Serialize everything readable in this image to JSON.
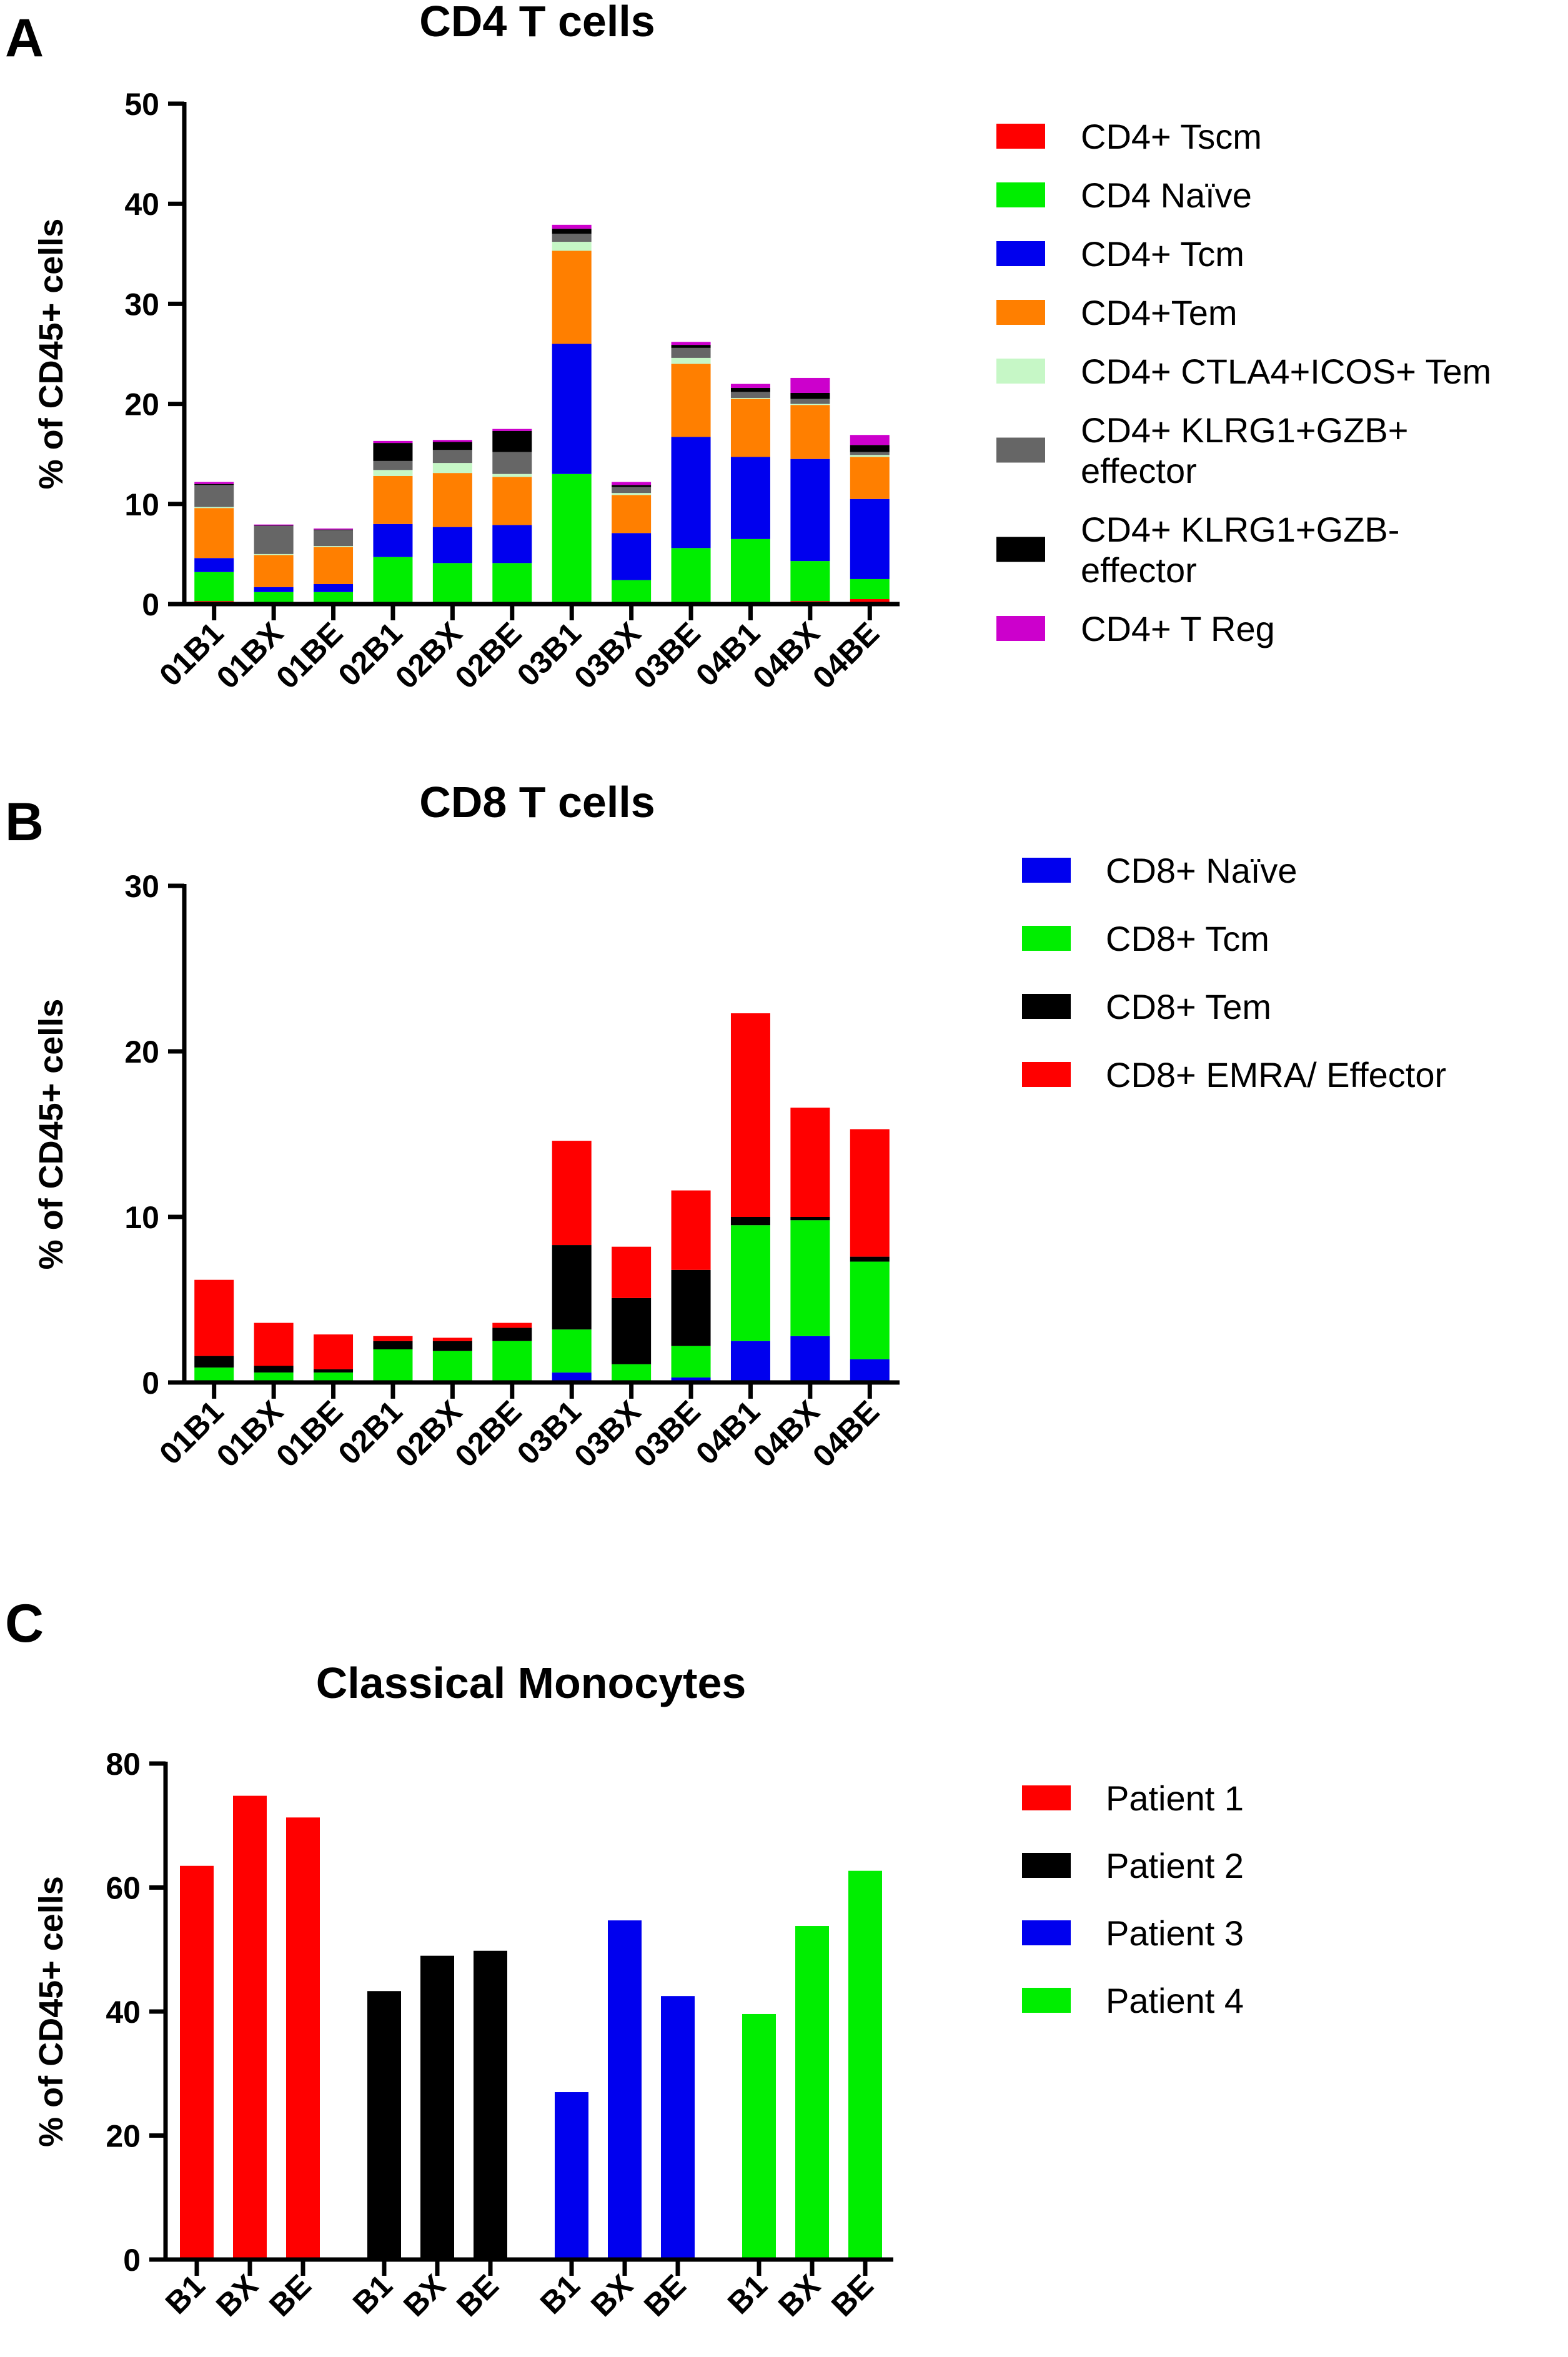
{
  "charts": [
    {
      "panel": "A",
      "type": "stacked-bar",
      "title": "CD4 T cells",
      "ylabel": "% of CD45+ cells",
      "ylim": [
        0,
        50
      ],
      "yticks": [
        0,
        10,
        20,
        30,
        40,
        50
      ],
      "categories": [
        "01B1",
        "01BX",
        "01BE",
        "02B1",
        "02BX",
        "02BE",
        "03B1",
        "03BX",
        "03BE",
        "04B1",
        "04BX",
        "04BE"
      ],
      "series": [
        {
          "name": "CD4+ Tscm",
          "color": "#ff0000",
          "values": [
            0.3,
            0.2,
            0.2,
            0.1,
            0.1,
            0.1,
            0.1,
            0.1,
            0.1,
            0.1,
            0.3,
            0.5
          ]
        },
        {
          "name": "CD4 Naïve",
          "color": "#00ee00",
          "values": [
            2.9,
            1.0,
            1.0,
            4.6,
            4.0,
            4.0,
            12.9,
            2.3,
            5.5,
            6.4,
            4.0,
            2.0
          ]
        },
        {
          "name": "CD4+ Tcm",
          "color": "#0000ee",
          "values": [
            1.4,
            0.5,
            0.8,
            3.3,
            3.6,
            3.8,
            13.0,
            4.7,
            11.1,
            8.2,
            10.2,
            8.0
          ]
        },
        {
          "name": "CD4+Tem",
          "color": "#ff7f00",
          "values": [
            5.0,
            3.2,
            3.7,
            4.8,
            5.4,
            4.8,
            9.3,
            3.8,
            7.3,
            5.8,
            5.4,
            4.2
          ]
        },
        {
          "name": "CD4+ CTLA4+ICOS+ Tem",
          "color": "#c6f7c6",
          "values": [
            0.1,
            0.1,
            0.1,
            0.6,
            1.0,
            0.3,
            0.9,
            0.2,
            0.6,
            0.1,
            0.1,
            0.2
          ]
        },
        {
          "name": "CD4+ KLRG1+GZB+ effector",
          "color": "#666666",
          "values": [
            2.2,
            2.8,
            1.6,
            0.9,
            1.3,
            2.2,
            0.8,
            0.6,
            1.0,
            0.6,
            0.5,
            0.3
          ]
        },
        {
          "name": "CD4+ KLRG1+GZB- effector",
          "color": "#000000",
          "values": [
            0.1,
            0.05,
            0.05,
            1.8,
            0.8,
            2.1,
            0.5,
            0.2,
            0.3,
            0.4,
            0.6,
            0.7
          ]
        },
        {
          "name": "CD4+ T Reg",
          "color": "#cc00cc",
          "values": [
            0.2,
            0.1,
            0.1,
            0.2,
            0.2,
            0.2,
            0.4,
            0.3,
            0.3,
            0.4,
            1.5,
            1.0
          ]
        }
      ],
      "legend": [
        [
          "CD4+ Tscm"
        ],
        [
          "CD4 Naïve"
        ],
        [
          "CD4+ Tcm"
        ],
        [
          "CD4+Tem"
        ],
        [
          "CD4+ CTLA4+ICOS+ Tem"
        ],
        [
          "CD4+ KLRG1+GZB+",
          "effector"
        ],
        [
          "CD4+ KLRG1+GZB-",
          "effector"
        ],
        [
          "CD4+ T Reg"
        ]
      ]
    },
    {
      "panel": "B",
      "type": "stacked-bar",
      "title": "CD8 T cells",
      "ylabel": "% of CD45+ cells",
      "ylim": [
        0,
        30
      ],
      "yticks": [
        0,
        10,
        20,
        30
      ],
      "categories": [
        "01B1",
        "01BX",
        "01BE",
        "02B1",
        "02BX",
        "02BE",
        "03B1",
        "03BX",
        "03BE",
        "04B1",
        "04BX",
        "04BE"
      ],
      "series": [
        {
          "name": "CD8+ Naïve",
          "color": "#0000ee",
          "values": [
            0.1,
            0.1,
            0.1,
            0.1,
            0.1,
            0.1,
            0.6,
            0.1,
            0.3,
            2.5,
            2.8,
            1.4
          ]
        },
        {
          "name": "CD8+ Tcm",
          "color": "#00ee00",
          "values": [
            0.8,
            0.5,
            0.5,
            1.9,
            1.8,
            2.4,
            2.6,
            1.0,
            1.9,
            7.0,
            7.0,
            5.9
          ]
        },
        {
          "name": "CD8+ Tem",
          "color": "#000000",
          "values": [
            0.7,
            0.4,
            0.2,
            0.5,
            0.6,
            0.8,
            5.1,
            4.0,
            4.6,
            0.5,
            0.2,
            0.3
          ]
        },
        {
          "name": "CD8+ EMRA/ Effector",
          "color": "#ff0000",
          "values": [
            4.6,
            2.6,
            2.1,
            0.3,
            0.2,
            0.3,
            6.3,
            3.1,
            4.8,
            12.3,
            6.6,
            7.7
          ]
        }
      ],
      "legend": [
        [
          "CD8+ Naïve"
        ],
        [
          "CD8+ Tcm"
        ],
        [
          "CD8+ Tem"
        ],
        [
          "CD8+ EMRA/ Effector"
        ]
      ]
    },
    {
      "panel": "C",
      "type": "grouped-bar",
      "title": "Classical Monocytes",
      "ylabel": "% of CD45+ cells",
      "ylim": [
        0,
        80
      ],
      "yticks": [
        0,
        20,
        40,
        60,
        80
      ],
      "group_categories": [
        "B1",
        "BX",
        "BE"
      ],
      "series": [
        {
          "name": "Patient 1",
          "color": "#ff0000",
          "values": [
            63.5,
            74.8,
            71.3
          ]
        },
        {
          "name": "Patient 2",
          "color": "#000000",
          "values": [
            43.3,
            49.0,
            49.8
          ]
        },
        {
          "name": "Patient 3",
          "color": "#0000ee",
          "values": [
            27.0,
            54.7,
            42.5
          ]
        },
        {
          "name": "Patient 4",
          "color": "#00ee00",
          "values": [
            39.6,
            53.8,
            62.7
          ]
        }
      ],
      "legend": [
        [
          "Patient 1"
        ],
        [
          "Patient 2"
        ],
        [
          "Patient 3"
        ],
        [
          "Patient 4"
        ]
      ]
    }
  ]
}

○ ○ ○ ○ ○

#### Work instructions
Each line of the records that contains the string "title" must be copied.

#### The answer
      "title": "CD4 T cells",
      "title": "CD8 T cells",
      "title": "Classical Monocytes",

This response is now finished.